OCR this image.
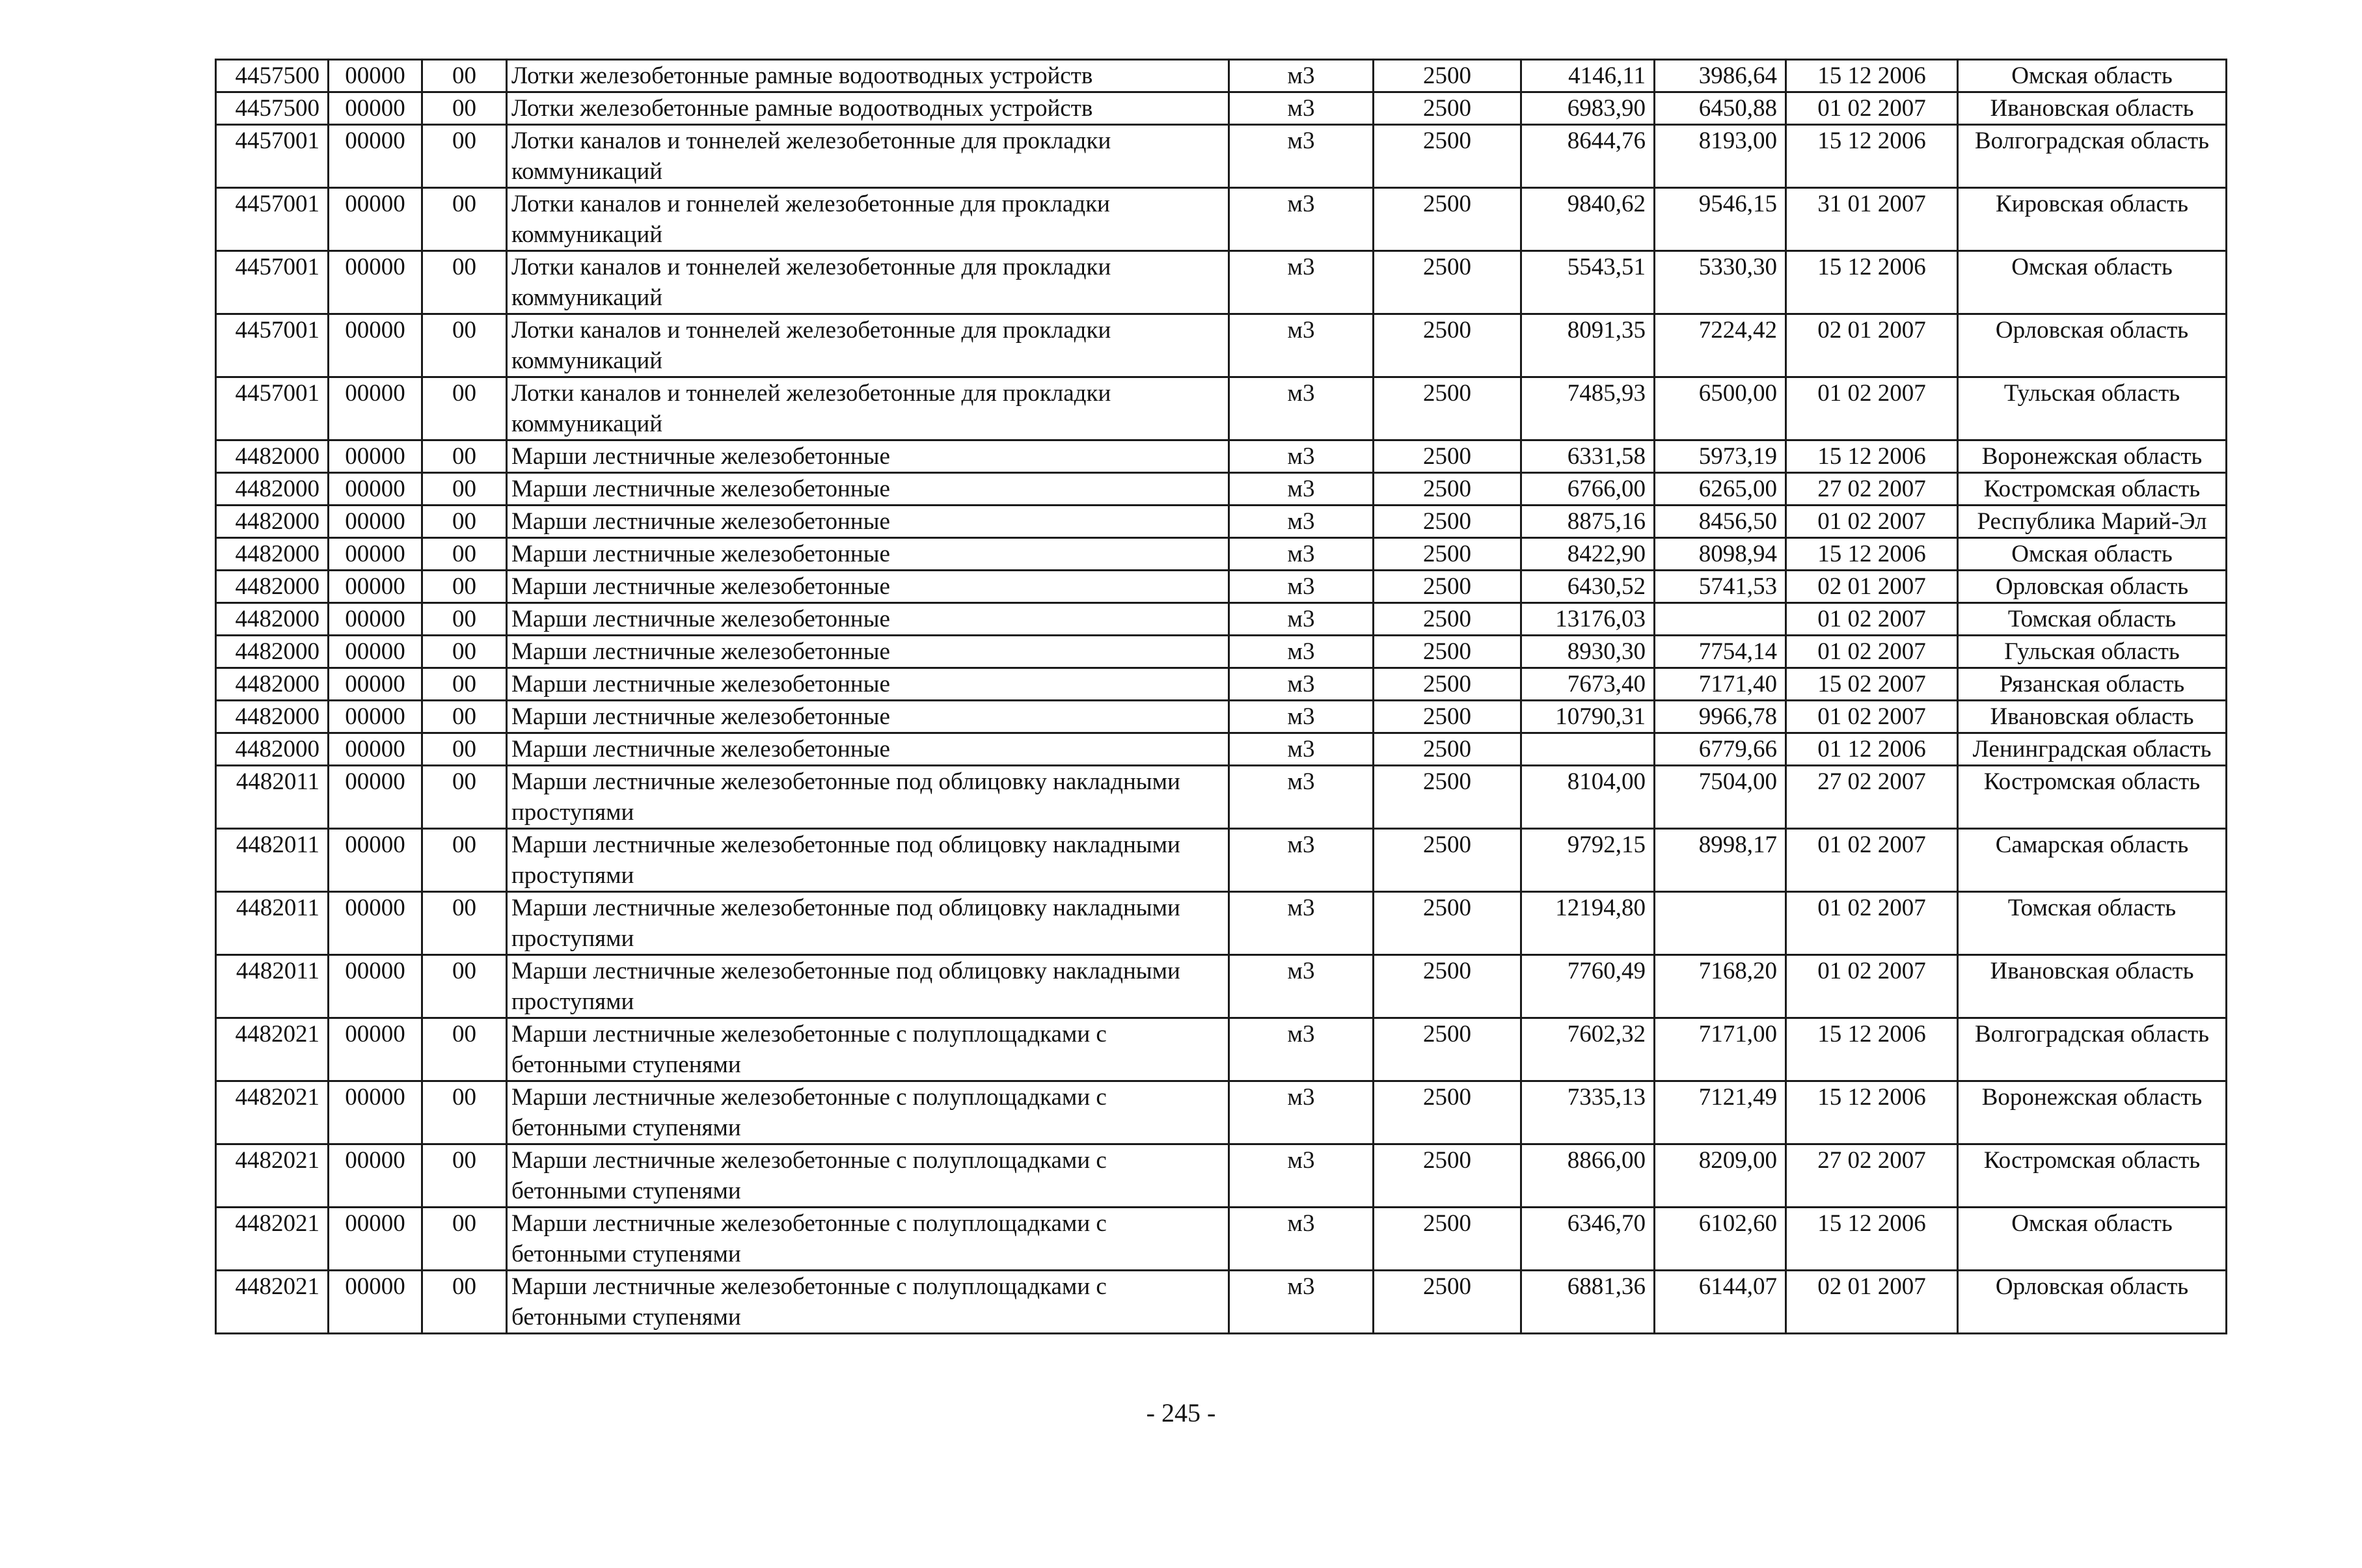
4457500	00000	00	Лотки железобетонные рамные водоотводных устройств	м3	2500	4146,11	3986,64	15 12 2006	Омская область
4457500	00000	00	Лотки железобетонные рамные водоотводных устройств	м3	2500	6983,90	6450,88	01 02 2007	Ивановская область
4457001	00000	00	Лотки каналов и тоннелей железобетонные для прокладки коммуникаций	м3	2500	8644,76	8193,00	15 12 2006	Волгоградская область
4457001	00000	00	Лотки каналов и гоннелей железобетонные для прокладки коммуникаций	м3	2500	9840,62	9546,15	31 01 2007	Кировская область
4457001	00000	00	Лотки каналов и тоннелей железобетонные для прокладки коммуникаций	м3	2500	5543,51	5330,30	15 12 2006	Омская область
4457001	00000	00	Лотки каналов и тоннелей железобетонные для прокладки коммуникаций	м3	2500	8091,35	7224,42	02 01 2007	Орловская область
4457001	00000	00	Лотки каналов и тоннелей железобетонные для прокладки коммуникаций	м3	2500	7485,93	6500,00	01 02 2007	Тульская область
4482000	00000	00	Марши лестничные железобетонные	м3	2500	6331,58	5973,19	15 12 2006	Воронежская область
4482000	00000	00	Марши лестничные железобетонные	м3	2500	6766,00	6265,00	27 02 2007	Костромская область
4482000	00000	00	Марши лестничные железобетонные	м3	2500	8875,16	8456,50	01 02 2007	Республика Марий-Эл
4482000	00000	00	Марши лестничные железобетонные	м3	2500	8422,90	8098,94	15 12 2006	Омская область
4482000	00000	00	Марши лестничные железобетонные	м3	2500	6430,52	5741,53	02 01 2007	Орловская область
4482000	00000	00	Марши лестничные железобетонные	м3	2500	13176,03		01 02 2007	Томская область
4482000	00000	00	Марши лестничные железобетонные	м3	2500	8930,30	7754,14	01 02 2007	Гульская область
4482000	00000	00	Марши лестничные железобетонные	м3	2500	7673,40	7171,40	15 02 2007	Рязанская область
4482000	00000	00	Марши лестничные железобетонные	м3	2500	10790,31	9966,78	01 02 2007	Ивановская область
4482000	00000	00	Марши лестничные железобетонные	м3	2500		6779,66	01 12 2006	Ленинградская область
4482011	00000	00	Марши лестничные железобетонные под облицовку накладными проступями	м3	2500	8104,00	7504,00	27 02 2007	Костромская область
4482011	00000	00	Марши лестничные железобетонные под облицовку накладными проступями	м3	2500	9792,15	8998,17	01 02 2007	Самарская область
4482011	00000	00	Марши лестничные железобетонные под облицовку накладными проступями	м3	2500	12194,80		01 02 2007	Томская область
4482011	00000	00	Марши лестничные железобетонные под облицовку накладными проступями	м3	2500	7760,49	7168,20	01 02 2007	Ивановская область
4482021	00000	00	Марши лестничные железобетонные с полуплощадками с бетонными ступенями	м3	2500	7602,32	7171,00	15 12 2006	Волгоградская область
4482021	00000	00	Марши лестничные железобетонные с полуплощадками с бетонными ступенями	м3	2500	7335,13	7121,49	15 12 2006	Воронежская область
4482021	00000	00	Марши лестничные железобетонные с полуплощадками с бетонными ступенями	м3	2500	8866,00	8209,00	27 02 2007	Костромская область
4482021	00000	00	Марши лестничные железобетонные с полуплощадками с бетонными ступенями	м3	2500	6346,70	6102,60	15 12 2006	Омская область
4482021	00000	00	Марши лестничные железобетонные с полуплощадками с бетонными ступенями	м3	2500	6881,36	6144,07	02 01 2007	Орловская область
- 245 -
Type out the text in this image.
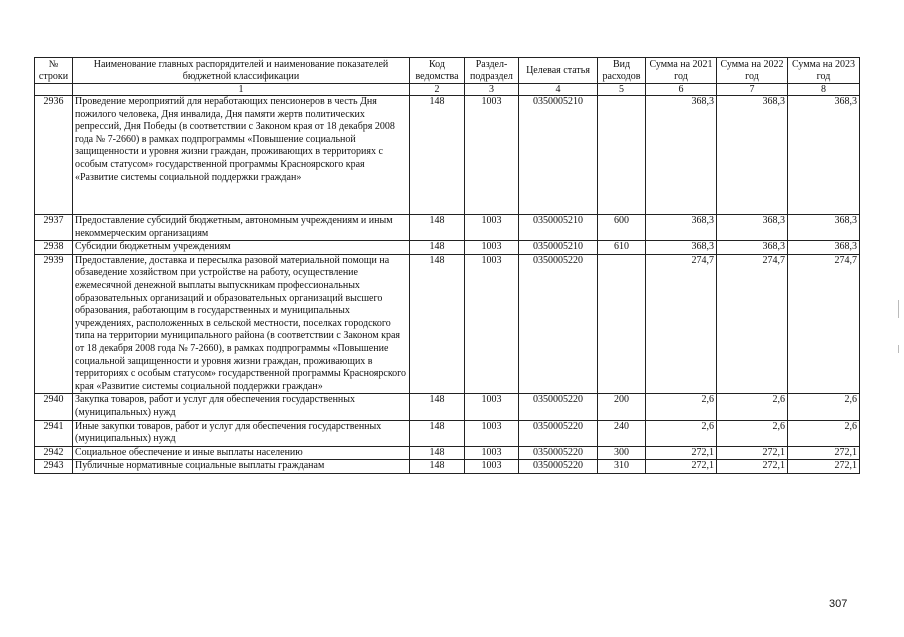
№ строки	Наименование главных распорядителей и наименование показателей бюджетной классификации	Код ведомства	Раздел-подраздел	Целевая статья	Вид расходов	Сумма на 2021 год	Сумма на 2022 год	Сумма на 2023 год
	1	2	3	4	5	6	7	8
2936	Проведение мероприятий для неработающих пенсионеров в честь Дня пожилого человека, Дня инвалида, Дня памяти жертв политических репрессий, Дня Победы (в соответствии с Законом края от 18 декабря 2008 года № 7-2660) в рамках подпрограммы «Повышение социальной защищенности и уровня жизни граждан, проживающих в территориях с особым статусом» государственной программы Красноярского края «Развитие системы социальной поддержки граждан»	148	1003	0350005210		368,3	368,3	368,3
2937	Предоставление субсидий бюджетным, автономным учреждениям и иным некоммерческим организациям	148	1003	0350005210	600	368,3	368,3	368,3
2938	Субсидии бюджетным учреждениям	148	1003	0350005210	610	368,3	368,3	368,3
2939	Предоставление, доставка и пересылка разовой материальной помощи на обзаведение хозяйством при устройстве на работу, осуществление ежемесячной денежной выплаты выпускникам профессиональных образовательных организаций и образовательных организаций высшего образования, работающим в государственных и муниципальных учреждениях, расположенных в сельской местности, поселках городского типа на территории муниципального района (в соответствии с Законом края от 18 декабря 2008 года № 7-2660), в рамках подпрограммы «Повышение социальной защищенности и уровня жизни граждан, проживающих в территориях с особым статусом» государственной программы Красноярского края «Развитие системы социальной поддержки граждан»	148	1003	0350005220		274,7	274,7	274,7
2940	Закупка товаров, работ и услуг для обеспечения государственных (муниципальных) нужд	148	1003	0350005220	200	2,6	2,6	2,6
2941	Иные закупки товаров, работ и услуг для обеспечения государственных (муниципальных) нужд	148	1003	0350005220	240	2,6	2,6	2,6
2942	Социальное обеспечение и иные выплаты населению	148	1003	0350005220	300	272,1	272,1	272,1
2943	Публичные нормативные социальные выплаты гражданам	148	1003	0350005220	310	272,1	272,1	272,1
307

+---+

(PROBLEM STATEMENT):
Leave out the pictures and restate everything else word for word.

(SOLUTION TO THE PROBLEM):
OCR this image.
4457500	00000	00	Лотки железобетонные рамные водоотводных устройств	м3	2500	4146,11	3986,64	15 12 2006	Омская область
4457500	00000	00	Лотки железобетонные рамные водоотводных устройств	м3	2500	6983,90	6450,88	01 02 2007	Ивановская область
4457001	00000	00	Лотки каналов и тоннелей железобетонные для прокладки коммуникаций	м3	2500	8644,76	8193,00	15 12 2006	Волгоградская область
4457001	00000	00	Лотки каналов и гоннелей железобетонные для прокладки коммуникаций	м3	2500	9840,62	9546,15	31 01 2007	Кировская область
4457001	00000	00	Лотки каналов и тоннелей железобетонные для прокладки коммуникаций	м3	2500	5543,51	5330,30	15 12 2006	Омская область
4457001	00000	00	Лотки каналов и тоннелей железобетонные для прокладки коммуникаций	м3	2500	8091,35	7224,42	02 01 2007	Орловская область
4457001	00000	00	Лотки каналов и тоннелей железобетонные для прокладки коммуникаций	м3	2500	7485,93	6500,00	01 02 2007	Тульская область
4482000	00000	00	Марши лестничные железобетонные	м3	2500	6331,58	5973,19	15 12 2006	Воронежская область
4482000	00000	00	Марши лестничные железобетонные	м3	2500	6766,00	6265,00	27 02 2007	Костромская область
4482000	00000	00	Марши лестничные железобетонные	м3	2500	8875,16	8456,50	01 02 2007	Республика Марий-Эл
4482000	00000	00	Марши лестничные железобетонные	м3	2500	8422,90	8098,94	15 12 2006	Омская область
4482000	00000	00	Марши лестничные железобетонные	м3	2500	6430,52	5741,53	02 01 2007	Орловская область
4482000	00000	00	Марши лестничные железобетонные	м3	2500	13176,03		01 02 2007	Томская область
4482000	00000	00	Марши лестничные железобетонные	м3	2500	8930,30	7754,14	01 02 2007	Гульская область
4482000	00000	00	Марши лестничные железобетонные	м3	2500	7673,40	7171,40	15 02 2007	Рязанская область
4482000	00000	00	Марши лестничные железобетонные	м3	2500	10790,31	9966,78	01 02 2007	Ивановская область
4482000	00000	00	Марши лестничные железобетонные	м3	2500		6779,66	01 12 2006	Ленинградская область
4482011	00000	00	Марши лестничные железобетонные под облицовку накладными проступями	м3	2500	8104,00	7504,00	27 02 2007	Костромская область
4482011	00000	00	Марши лестничные железобетонные под облицовку накладными проступями	м3	2500	9792,15	8998,17	01 02 2007	Самарская область
4482011	00000	00	Марши лестничные железобетонные под облицовку накладными проступями	м3	2500	12194,80		01 02 2007	Томская область
4482011	00000	00	Марши лестничные железобетонные под облицовку накладными проступями	м3	2500	7760,49	7168,20	01 02 2007	Ивановская область
4482021	00000	00	Марши лестничные железобетонные с полуплощадками с бетонными ступенями	м3	2500	7602,32	7171,00	15 12 2006	Волгоградская область
4482021	00000	00	Марши лестничные железобетонные с полуплощадками с бетонными ступенями	м3	2500	7335,13	7121,49	15 12 2006	Воронежская область
4482021	00000	00	Марши лестничные железобетонные с полуплощадками с бетонными ступенями	м3	2500	8866,00	8209,00	27 02 2007	Костромская область
4482021	00000	00	Марши лестничные железобетонные с полуплощадками с бетонными ступенями	м3	2500	6346,70	6102,60	15 12 2006	Омская область
4482021	00000	00	Марши лестничные железобетонные с полуплощадками с бетонными ступенями	м3	2500	6881,36	6144,07	02 01 2007	Орловская область
- 245 -
Type out the text in this image.
№ строки	Наименование главных распорядителей и наименование показателей бюджетной классификации	Код ведомства	Раздел-подраздел	Целевая статья	Вид расходов	Сумма на 2021 год	Сумма на 2022 год	Сумма на 2023 год
	1	2	3	4	5	6	7	8
2936	Проведение мероприятий для неработающих пенсионеров в честь Дня пожилого человека, Дня инвалида, Дня памяти жертв политических репрессий, Дня Победы (в соответствии с Законом края от 18 декабря 2008 года № 7-2660) в рамках подпрограммы «Повышение социальной защищенности и уровня жизни граждан, проживающих в территориях с особым статусом» государственной программы Красноярского края «Развитие системы социальной поддержки граждан»	148	1003	0350005210		368,3	368,3	368,3
2937	Предоставление субсидий бюджетным, автономным учреждениям и иным некоммерческим организациям	148	1003	0350005210	600	368,3	368,3	368,3
2938	Субсидии бюджетным учреждениям	148	1003	0350005210	610	368,3	368,3	368,3
2939	Предоставление, доставка и пересылка разовой материальной помощи на обзаведение хозяйством при устройстве на работу, осуществление ежемесячной денежной выплаты выпускникам профессиональных образовательных организаций и образовательных организаций высшего образования, работающим в государственных и муниципальных учреждениях, расположенных в сельской местности, поселках городского типа на территории муниципального района (в соответствии с Законом края от 18 декабря 2008 года № 7-2660), в рамках подпрограммы «Повышение социальной защищенности и уровня жизни граждан, проживающих в территориях с особым статусом» государственной программы Красноярского края «Развитие системы социальной поддержки граждан»	148	1003	0350005220		274,7	274,7	274,7
2940	Закупка товаров, работ и услуг для обеспечения государственных (муниципальных) нужд	148	1003	0350005220	200	2,6	2,6	2,6
2941	Иные закупки товаров, работ и услуг для обеспечения государственных (муниципальных) нужд	148	1003	0350005220	240	2,6	2,6	2,6
2942	Социальное обеспечение и иные выплаты населению	148	1003	0350005220	300	272,1	272,1	272,1
2943	Публичные нормативные социальные выплаты гражданам	148	1003	0350005220	310	272,1	272,1	272,1
307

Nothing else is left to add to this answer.